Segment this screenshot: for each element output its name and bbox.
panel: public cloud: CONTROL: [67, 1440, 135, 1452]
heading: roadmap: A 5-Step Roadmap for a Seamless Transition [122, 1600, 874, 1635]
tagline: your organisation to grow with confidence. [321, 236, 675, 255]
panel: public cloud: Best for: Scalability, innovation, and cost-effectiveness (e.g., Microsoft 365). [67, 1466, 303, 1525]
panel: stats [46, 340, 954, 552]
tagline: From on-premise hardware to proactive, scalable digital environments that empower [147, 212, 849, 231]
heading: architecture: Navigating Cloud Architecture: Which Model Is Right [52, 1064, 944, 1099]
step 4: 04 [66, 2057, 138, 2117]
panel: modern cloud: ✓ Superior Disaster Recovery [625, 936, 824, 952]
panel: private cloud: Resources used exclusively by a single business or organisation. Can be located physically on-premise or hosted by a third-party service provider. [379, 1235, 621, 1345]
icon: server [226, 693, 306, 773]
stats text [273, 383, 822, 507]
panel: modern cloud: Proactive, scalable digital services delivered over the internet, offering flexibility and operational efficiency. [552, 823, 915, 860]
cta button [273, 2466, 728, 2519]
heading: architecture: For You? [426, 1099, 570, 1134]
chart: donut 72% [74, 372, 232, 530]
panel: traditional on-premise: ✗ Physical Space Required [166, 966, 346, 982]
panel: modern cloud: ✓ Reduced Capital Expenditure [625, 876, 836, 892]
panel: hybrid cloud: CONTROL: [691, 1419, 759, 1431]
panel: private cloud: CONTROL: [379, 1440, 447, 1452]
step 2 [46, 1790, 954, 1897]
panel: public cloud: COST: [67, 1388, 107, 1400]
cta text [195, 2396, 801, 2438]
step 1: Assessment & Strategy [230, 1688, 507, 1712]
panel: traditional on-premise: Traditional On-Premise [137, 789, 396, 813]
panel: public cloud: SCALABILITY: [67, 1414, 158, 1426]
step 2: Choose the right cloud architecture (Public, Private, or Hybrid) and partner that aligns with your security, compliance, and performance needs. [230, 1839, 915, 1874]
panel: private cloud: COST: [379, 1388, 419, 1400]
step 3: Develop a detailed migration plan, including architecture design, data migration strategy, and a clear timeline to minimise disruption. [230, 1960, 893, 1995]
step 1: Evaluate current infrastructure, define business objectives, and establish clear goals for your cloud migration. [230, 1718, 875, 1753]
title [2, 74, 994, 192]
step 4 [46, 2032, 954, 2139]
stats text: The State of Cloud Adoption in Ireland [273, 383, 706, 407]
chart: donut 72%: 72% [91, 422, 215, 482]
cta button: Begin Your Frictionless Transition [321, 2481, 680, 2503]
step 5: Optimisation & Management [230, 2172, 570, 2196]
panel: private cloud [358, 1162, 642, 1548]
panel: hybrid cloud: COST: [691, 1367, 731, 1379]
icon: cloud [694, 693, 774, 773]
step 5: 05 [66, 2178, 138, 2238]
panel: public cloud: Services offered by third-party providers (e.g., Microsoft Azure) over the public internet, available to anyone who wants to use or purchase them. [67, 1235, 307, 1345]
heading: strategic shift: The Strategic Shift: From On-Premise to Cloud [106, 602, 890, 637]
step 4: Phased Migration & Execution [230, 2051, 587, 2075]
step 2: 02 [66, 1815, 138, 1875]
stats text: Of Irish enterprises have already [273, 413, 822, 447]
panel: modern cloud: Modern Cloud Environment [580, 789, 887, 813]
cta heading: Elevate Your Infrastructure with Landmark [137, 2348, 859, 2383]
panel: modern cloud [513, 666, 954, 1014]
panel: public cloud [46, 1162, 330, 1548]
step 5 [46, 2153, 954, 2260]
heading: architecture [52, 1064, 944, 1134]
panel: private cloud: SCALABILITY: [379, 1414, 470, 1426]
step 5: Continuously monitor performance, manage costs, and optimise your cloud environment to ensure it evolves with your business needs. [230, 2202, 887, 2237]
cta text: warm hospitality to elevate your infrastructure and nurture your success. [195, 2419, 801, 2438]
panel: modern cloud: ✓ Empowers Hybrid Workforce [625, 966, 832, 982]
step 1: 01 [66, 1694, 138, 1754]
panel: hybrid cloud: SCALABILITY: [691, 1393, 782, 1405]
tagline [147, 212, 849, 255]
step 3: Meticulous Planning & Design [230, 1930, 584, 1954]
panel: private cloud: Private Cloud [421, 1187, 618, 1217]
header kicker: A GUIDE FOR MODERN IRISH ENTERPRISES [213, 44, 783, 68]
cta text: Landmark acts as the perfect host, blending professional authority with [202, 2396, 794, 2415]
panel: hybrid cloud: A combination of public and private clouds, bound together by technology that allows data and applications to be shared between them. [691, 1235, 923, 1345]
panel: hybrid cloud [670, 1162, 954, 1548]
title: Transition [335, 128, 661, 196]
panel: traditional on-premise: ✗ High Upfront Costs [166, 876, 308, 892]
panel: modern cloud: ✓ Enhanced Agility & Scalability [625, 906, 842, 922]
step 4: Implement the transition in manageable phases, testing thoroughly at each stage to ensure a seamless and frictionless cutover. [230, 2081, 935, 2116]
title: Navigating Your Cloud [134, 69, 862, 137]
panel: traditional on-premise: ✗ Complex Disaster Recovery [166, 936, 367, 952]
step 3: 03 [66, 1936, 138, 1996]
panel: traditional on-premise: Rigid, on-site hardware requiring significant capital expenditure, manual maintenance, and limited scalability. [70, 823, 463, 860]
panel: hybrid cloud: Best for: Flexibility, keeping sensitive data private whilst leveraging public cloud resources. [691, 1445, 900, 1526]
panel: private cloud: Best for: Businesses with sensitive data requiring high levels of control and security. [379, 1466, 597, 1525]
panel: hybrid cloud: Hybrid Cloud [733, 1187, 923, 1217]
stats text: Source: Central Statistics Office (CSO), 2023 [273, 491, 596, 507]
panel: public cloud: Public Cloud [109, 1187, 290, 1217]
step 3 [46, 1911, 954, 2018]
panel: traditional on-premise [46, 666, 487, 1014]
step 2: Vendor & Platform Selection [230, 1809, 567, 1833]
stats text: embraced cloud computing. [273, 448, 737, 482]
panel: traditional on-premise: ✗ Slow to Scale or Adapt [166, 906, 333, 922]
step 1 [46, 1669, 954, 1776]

Your objective: Please reproduce every one of the records above word for word, keeping each line and its numbers unchanged.

Task answer:
Segment this screenshot: for each element output its name and bbox.
panel: public cloud: CONTROL: [67, 1440, 135, 1452]
heading: roadmap: A 5-Step Roadmap for a Seamless Transition [122, 1600, 874, 1635]
tagline: your organisation to grow with confidence. [321, 236, 675, 255]
panel: public cloud: Best for: Scalability, innovation, and cost-effectiveness (e.g., Microsoft 365). [67, 1466, 303, 1525]
panel: stats [46, 340, 954, 552]
tagline: From on-premise hardware to proactive, scalable digital environments that empower [147, 212, 849, 231]
heading: architecture: Navigating Cloud Architecture: Which Model Is Right [52, 1064, 944, 1099]
step 4: 04 [66, 2057, 138, 2117]
panel: modern cloud: ✓ Superior Disaster Recovery [625, 936, 824, 952]
panel: private cloud: Resources used exclusively by a single business or organisation. Can be located physically on-premise or hosted by a third-party service provider. [379, 1235, 621, 1345]
icon: server [226, 693, 306, 773]
stats text [273, 383, 822, 507]
panel: modern cloud: Proactive, scalable digital services delivered over the internet, offering flexibility and operational efficiency. [552, 823, 915, 860]
cta button [273, 2466, 728, 2519]
heading: architecture: For You? [426, 1099, 570, 1134]
chart: donut 72% [74, 372, 232, 530]
panel: traditional on-premise: ✗ Physical Space Required [166, 966, 346, 982]
panel: modern cloud: ✓ Reduced Capital Expenditure [625, 876, 836, 892]
panel: hybrid cloud: CONTROL: [691, 1419, 759, 1431]
panel: private cloud: CONTROL: [379, 1440, 447, 1452]
step 2 [46, 1790, 954, 1897]
panel: public cloud: COST: [67, 1388, 107, 1400]
cta text [195, 2396, 801, 2438]
step 1: Assessment & Strategy [230, 1688, 507, 1712]
panel: traditional on-premise: Traditional On-Premise [137, 789, 396, 813]
panel: public cloud: SCALABILITY: [67, 1414, 158, 1426]
step 2: Choose the right cloud architecture (Public, Private, or Hybrid) and partner that aligns with your security, compliance, and performance needs. [230, 1839, 915, 1874]
panel: private cloud: COST: [379, 1388, 419, 1400]
step 3: Develop a detailed migration plan, including architecture design, data migration strategy, and a clear timeline to minimise disruption. [230, 1960, 893, 1995]
step 1: Evaluate current infrastructure, define business objectives, and establish clear goals for your cloud migration. [230, 1718, 875, 1753]
title [2, 74, 994, 192]
step 4 [46, 2032, 954, 2139]
stats text: The State of Cloud Adoption in Ireland [273, 383, 706, 407]
chart: donut 72%: 72% [91, 422, 215, 482]
cta button: Begin Your Frictionless Transition [321, 2481, 680, 2503]
step 5: Optimisation & Management [230, 2172, 570, 2196]
panel: private cloud [358, 1162, 642, 1548]
panel: hybrid cloud: COST: [691, 1367, 731, 1379]
icon: cloud [694, 693, 774, 773]
step 5: 05 [66, 2178, 138, 2238]
panel: public cloud: Services offered by third-party providers (e.g., Microsoft Azure) over the public internet, available to anyone who wants to use or purchase them. [67, 1235, 307, 1345]
heading: strategic shift: The Strategic Shift: From On-Premise to Cloud [106, 602, 890, 637]
step 4: Phased Migration & Execution [230, 2051, 587, 2075]
step 2: 02 [66, 1815, 138, 1875]
stats text: Of Irish enterprises have already [273, 413, 822, 447]
panel: modern cloud: Modern Cloud Environment [580, 789, 887, 813]
cta heading: Elevate Your Infrastructure with Landmark [137, 2348, 859, 2383]
panel: modern cloud [513, 666, 954, 1014]
panel: public cloud [46, 1162, 330, 1548]
step 5 [46, 2153, 954, 2260]
heading: architecture [52, 1064, 944, 1134]
panel: private cloud: SCALABILITY: [379, 1414, 470, 1426]
step 5: Continuously monitor performance, manage costs, and optimise your cloud environment to ensure it evolves with your business needs. [230, 2202, 887, 2237]
cta text: warm hospitality to elevate your infrastructure and nurture your success. [195, 2419, 801, 2438]
panel: modern cloud: ✓ Empowers Hybrid Workforce [625, 966, 832, 982]
step 1: 01 [66, 1694, 138, 1754]
panel: hybrid cloud: SCALABILITY: [691, 1393, 782, 1405]
tagline [147, 212, 849, 255]
step 3: Meticulous Planning & Design [230, 1930, 584, 1954]
panel: private cloud: Private Cloud [421, 1187, 618, 1217]
header kicker: A GUIDE FOR MODERN IRISH ENTERPRISES [213, 44, 783, 68]
cta text: Landmark acts as the perfect host, blending professional authority with [202, 2396, 794, 2415]
panel: hybrid cloud: A combination of public and private clouds, bound together by technology that allows data and applications to be shared between them. [691, 1235, 923, 1345]
panel: hybrid cloud [670, 1162, 954, 1548]
title: Transition [335, 128, 661, 196]
panel: traditional on-premise: ✗ High Upfront Costs [166, 876, 308, 892]
panel: modern cloud: ✓ Enhanced Agility & Scalability [625, 906, 842, 922]
step 4: Implement the transition in manageable phases, testing thoroughly at each stage to ensure a seamless and frictionless cutover. [230, 2081, 935, 2116]
title: Navigating Your Cloud [134, 69, 862, 137]
panel: traditional on-premise: ✗ Complex Disaster Recovery [166, 936, 367, 952]
step 3: 03 [66, 1936, 138, 1996]
panel: traditional on-premise: Rigid, on-site hardware requiring significant capital expenditure, manual maintenance, and limited scalability. [70, 823, 463, 860]
panel: hybrid cloud: Best for: Flexibility, keeping sensitive data private whilst leveraging public cloud resources. [691, 1445, 900, 1526]
panel: private cloud: Best for: Businesses with sensitive data requiring high levels of control and security. [379, 1466, 597, 1525]
panel: hybrid cloud: Hybrid Cloud [733, 1187, 923, 1217]
stats text: Source: Central Statistics Office (CSO), 2023 [273, 491, 596, 507]
panel: public cloud: Public Cloud [109, 1187, 290, 1217]
step 3 [46, 1911, 954, 2018]
panel: traditional on-premise [46, 666, 487, 1014]
step 2: Vendor & Platform Selection [230, 1809, 567, 1833]
stats text: embraced cloud computing. [273, 448, 737, 482]
panel: traditional on-premise: ✗ Slow to Scale or Adapt [166, 906, 333, 922]
step 1 [46, 1669, 954, 1776]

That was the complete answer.